━━━ EXTRACTED ENTRIES

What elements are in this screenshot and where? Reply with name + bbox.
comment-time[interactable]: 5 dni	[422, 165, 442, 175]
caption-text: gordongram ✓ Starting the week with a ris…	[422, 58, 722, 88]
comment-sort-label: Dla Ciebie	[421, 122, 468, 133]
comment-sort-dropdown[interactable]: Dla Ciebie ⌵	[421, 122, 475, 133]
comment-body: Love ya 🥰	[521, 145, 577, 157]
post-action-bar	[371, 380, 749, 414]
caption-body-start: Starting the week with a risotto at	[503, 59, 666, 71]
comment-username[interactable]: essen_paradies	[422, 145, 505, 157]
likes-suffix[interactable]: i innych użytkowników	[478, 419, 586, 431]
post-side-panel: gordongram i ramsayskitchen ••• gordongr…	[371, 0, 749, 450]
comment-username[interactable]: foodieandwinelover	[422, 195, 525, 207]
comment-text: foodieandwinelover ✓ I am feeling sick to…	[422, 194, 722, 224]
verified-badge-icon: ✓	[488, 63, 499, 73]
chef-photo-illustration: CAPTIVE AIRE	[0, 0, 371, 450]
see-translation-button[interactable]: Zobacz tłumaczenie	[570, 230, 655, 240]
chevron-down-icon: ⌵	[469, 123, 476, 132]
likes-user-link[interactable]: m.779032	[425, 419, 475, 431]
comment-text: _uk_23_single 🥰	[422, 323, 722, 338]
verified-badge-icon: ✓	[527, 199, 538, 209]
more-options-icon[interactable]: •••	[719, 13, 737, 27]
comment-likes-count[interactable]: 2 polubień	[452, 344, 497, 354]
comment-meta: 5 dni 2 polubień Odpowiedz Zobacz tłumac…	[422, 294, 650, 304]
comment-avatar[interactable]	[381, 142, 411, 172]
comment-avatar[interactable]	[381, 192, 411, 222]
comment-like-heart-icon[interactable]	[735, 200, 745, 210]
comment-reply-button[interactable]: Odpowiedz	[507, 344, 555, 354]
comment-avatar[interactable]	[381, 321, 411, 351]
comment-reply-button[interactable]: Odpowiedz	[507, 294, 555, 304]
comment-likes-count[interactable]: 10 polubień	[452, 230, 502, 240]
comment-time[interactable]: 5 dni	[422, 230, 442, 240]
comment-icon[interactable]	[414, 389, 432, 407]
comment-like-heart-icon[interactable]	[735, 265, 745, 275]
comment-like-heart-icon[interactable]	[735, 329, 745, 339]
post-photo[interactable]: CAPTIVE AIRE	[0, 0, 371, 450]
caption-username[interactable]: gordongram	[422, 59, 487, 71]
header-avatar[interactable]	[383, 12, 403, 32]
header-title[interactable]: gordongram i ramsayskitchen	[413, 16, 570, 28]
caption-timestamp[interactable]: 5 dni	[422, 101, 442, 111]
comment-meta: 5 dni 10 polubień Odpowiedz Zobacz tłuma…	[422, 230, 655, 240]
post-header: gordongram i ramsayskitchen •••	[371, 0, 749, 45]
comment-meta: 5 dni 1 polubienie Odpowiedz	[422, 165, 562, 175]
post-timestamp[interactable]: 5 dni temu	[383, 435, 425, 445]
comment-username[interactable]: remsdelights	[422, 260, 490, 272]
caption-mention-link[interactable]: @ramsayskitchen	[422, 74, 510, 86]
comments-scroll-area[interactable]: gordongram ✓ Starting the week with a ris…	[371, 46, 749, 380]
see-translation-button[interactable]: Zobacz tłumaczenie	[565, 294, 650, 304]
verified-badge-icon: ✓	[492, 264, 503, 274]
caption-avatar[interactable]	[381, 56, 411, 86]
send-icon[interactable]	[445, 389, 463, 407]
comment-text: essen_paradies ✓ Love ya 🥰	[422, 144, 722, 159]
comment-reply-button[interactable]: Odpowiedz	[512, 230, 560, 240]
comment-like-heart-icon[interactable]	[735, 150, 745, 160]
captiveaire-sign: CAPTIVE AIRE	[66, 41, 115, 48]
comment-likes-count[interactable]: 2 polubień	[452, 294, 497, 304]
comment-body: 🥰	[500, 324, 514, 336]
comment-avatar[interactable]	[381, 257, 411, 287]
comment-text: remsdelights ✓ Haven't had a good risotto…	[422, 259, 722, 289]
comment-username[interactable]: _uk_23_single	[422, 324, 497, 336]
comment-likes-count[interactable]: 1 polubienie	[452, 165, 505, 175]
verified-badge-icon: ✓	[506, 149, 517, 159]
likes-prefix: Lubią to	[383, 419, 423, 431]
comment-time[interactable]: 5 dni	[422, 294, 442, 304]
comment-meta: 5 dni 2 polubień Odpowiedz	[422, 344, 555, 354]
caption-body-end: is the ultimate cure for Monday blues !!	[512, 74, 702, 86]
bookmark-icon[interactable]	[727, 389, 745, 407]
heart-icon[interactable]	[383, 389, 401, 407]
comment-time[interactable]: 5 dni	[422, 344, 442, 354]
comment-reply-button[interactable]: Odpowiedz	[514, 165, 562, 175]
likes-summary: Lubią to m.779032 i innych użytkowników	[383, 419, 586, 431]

━━━━━━

Return each line of the records that includes the string "CAPTIVE", matching case exactly.

chef-photo-illustration: CAPTIVE AIRE	[0, 0, 371, 450]
post-photo[interactable]: CAPTIVE AIRE	[0, 0, 371, 450]
captiveaire-sign: CAPTIVE AIRE	[66, 41, 115, 48]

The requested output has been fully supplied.